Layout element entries
+++++

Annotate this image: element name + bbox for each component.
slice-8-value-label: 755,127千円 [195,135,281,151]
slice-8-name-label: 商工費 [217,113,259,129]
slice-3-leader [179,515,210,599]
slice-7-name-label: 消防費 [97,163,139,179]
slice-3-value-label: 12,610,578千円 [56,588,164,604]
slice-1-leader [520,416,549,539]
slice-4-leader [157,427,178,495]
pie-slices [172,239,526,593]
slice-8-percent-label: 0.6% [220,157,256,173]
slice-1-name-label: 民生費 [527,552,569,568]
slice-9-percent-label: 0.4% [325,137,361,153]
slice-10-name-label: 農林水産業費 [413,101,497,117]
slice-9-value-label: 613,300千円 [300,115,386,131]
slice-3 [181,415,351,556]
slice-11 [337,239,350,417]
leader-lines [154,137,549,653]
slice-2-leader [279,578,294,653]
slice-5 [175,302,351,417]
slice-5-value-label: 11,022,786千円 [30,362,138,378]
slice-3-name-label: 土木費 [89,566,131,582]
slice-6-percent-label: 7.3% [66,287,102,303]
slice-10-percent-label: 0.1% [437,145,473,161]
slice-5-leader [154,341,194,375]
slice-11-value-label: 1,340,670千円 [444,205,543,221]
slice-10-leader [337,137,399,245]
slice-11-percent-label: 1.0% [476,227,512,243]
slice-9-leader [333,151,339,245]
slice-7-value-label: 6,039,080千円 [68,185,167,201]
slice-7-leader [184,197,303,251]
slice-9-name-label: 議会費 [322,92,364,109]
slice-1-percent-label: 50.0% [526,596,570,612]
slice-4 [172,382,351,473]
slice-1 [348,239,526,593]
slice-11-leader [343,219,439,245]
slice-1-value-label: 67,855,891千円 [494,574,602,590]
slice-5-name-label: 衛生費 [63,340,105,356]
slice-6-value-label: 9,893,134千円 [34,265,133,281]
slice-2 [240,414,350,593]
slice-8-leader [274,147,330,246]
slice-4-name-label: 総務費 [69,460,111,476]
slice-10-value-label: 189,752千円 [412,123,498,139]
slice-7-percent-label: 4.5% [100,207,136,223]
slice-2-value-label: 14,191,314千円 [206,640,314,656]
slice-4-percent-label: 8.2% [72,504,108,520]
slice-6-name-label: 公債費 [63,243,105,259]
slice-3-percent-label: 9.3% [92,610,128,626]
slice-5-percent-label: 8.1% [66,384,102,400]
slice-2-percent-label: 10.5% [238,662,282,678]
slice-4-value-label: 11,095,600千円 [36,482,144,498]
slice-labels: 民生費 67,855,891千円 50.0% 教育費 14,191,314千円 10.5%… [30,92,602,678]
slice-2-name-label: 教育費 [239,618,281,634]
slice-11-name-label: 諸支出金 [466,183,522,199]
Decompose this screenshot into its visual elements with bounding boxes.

+++++

(TASK DETAILS): Please give the records as a numbered list, beginning at the first line and stopping after the line that contains "slice-11-name-label: 諸支出金 [466,183,522,199]". Leave out any blank lines.

(THE COMPLETED TASK):
1. Annotate this image: element name + bbox for each component.
2. slice-8-value-label: 755,127千円 [195,135,281,151]
3. slice-8-name-label: 商工費 [217,113,259,129]
4. slice-3-leader [179,515,210,599]
5. slice-7-name-label: 消防費 [97,163,139,179]
6. slice-3-value-label: 12,610,578千円 [56,588,164,604]
7. slice-1-leader [520,416,549,539]
8. slice-4-leader [157,427,178,495]
9. pie-slices [172,239,526,593]
10. slice-8-percent-label: 0.6% [220,157,256,173]
11. slice-1-name-label: 民生費 [527,552,569,568]
12. slice-9-percent-label: 0.4% [325,137,361,153]
13. slice-10-name-label: 農林水産業費 [413,101,497,117]
14. slice-9-value-label: 613,300千円 [300,115,386,131]
15. slice-3 [181,415,351,556]
16. slice-11 [337,239,350,417]
17. leader-lines [154,137,549,653]
18. slice-2-leader [279,578,294,653]
19. slice-5 [175,302,351,417]
20. slice-5-value-label: 11,022,786千円 [30,362,138,378]
21. slice-3-name-label: 土木費 [89,566,131,582]
22. slice-6-percent-label: 7.3% [66,287,102,303]
23. slice-10-percent-label: 0.1% [437,145,473,161]
24. slice-5-leader [154,341,194,375]
25. slice-11-value-label: 1,340,670千円 [444,205,543,221]
26. slice-10-leader [337,137,399,245]
27. slice-11-percent-label: 1.0% [476,227,512,243]
28. slice-9-leader [333,151,339,245]
29. slice-7-value-label: 6,039,080千円 [68,185,167,201]
30. slice-7-leader [184,197,303,251]
31. slice-9-name-label: 議会費 [322,92,364,109]
32. slice-1-percent-label: 50.0% [526,596,570,612]
33. slice-4 [172,382,351,473]
34. slice-1 [348,239,526,593]
35. slice-11-leader [343,219,439,245]
36. slice-1-value-label: 67,855,891千円 [494,574,602,590]
37. slice-5-name-label: 衛生費 [63,340,105,356]
38. slice-6-value-label: 9,893,134千円 [34,265,133,281]
39. slice-2 [240,414,350,593]
40. slice-8-leader [274,147,330,246]
41. slice-4-name-label: 総務費 [69,460,111,476]
42. slice-10-value-label: 189,752千円 [412,123,498,139]
43. slice-7-percent-label: 4.5% [100,207,136,223]
44. slice-2-value-label: 14,191,314千円 [206,640,314,656]
45. slice-4-percent-label: 8.2% [72,504,108,520]
46. slice-6-name-label: 公債費 [63,243,105,259]
47. slice-3-percent-label: 9.3% [92,610,128,626]
48. slice-5-percent-label: 8.1% [66,384,102,400]
49. slice-2-percent-label: 10.5% [238,662,282,678]
50. slice-4-value-label: 11,095,600千円 [36,482,144,498]
51. slice-labels: 民生費 67,855,891千円 50.0% 教育費 14,191,314千円 10.5%… [30,92,602,678]
52. slice-2-name-label: 教育費 [239,618,281,634]
53. slice-11-name-label: 諸支出金 [466,183,522,199]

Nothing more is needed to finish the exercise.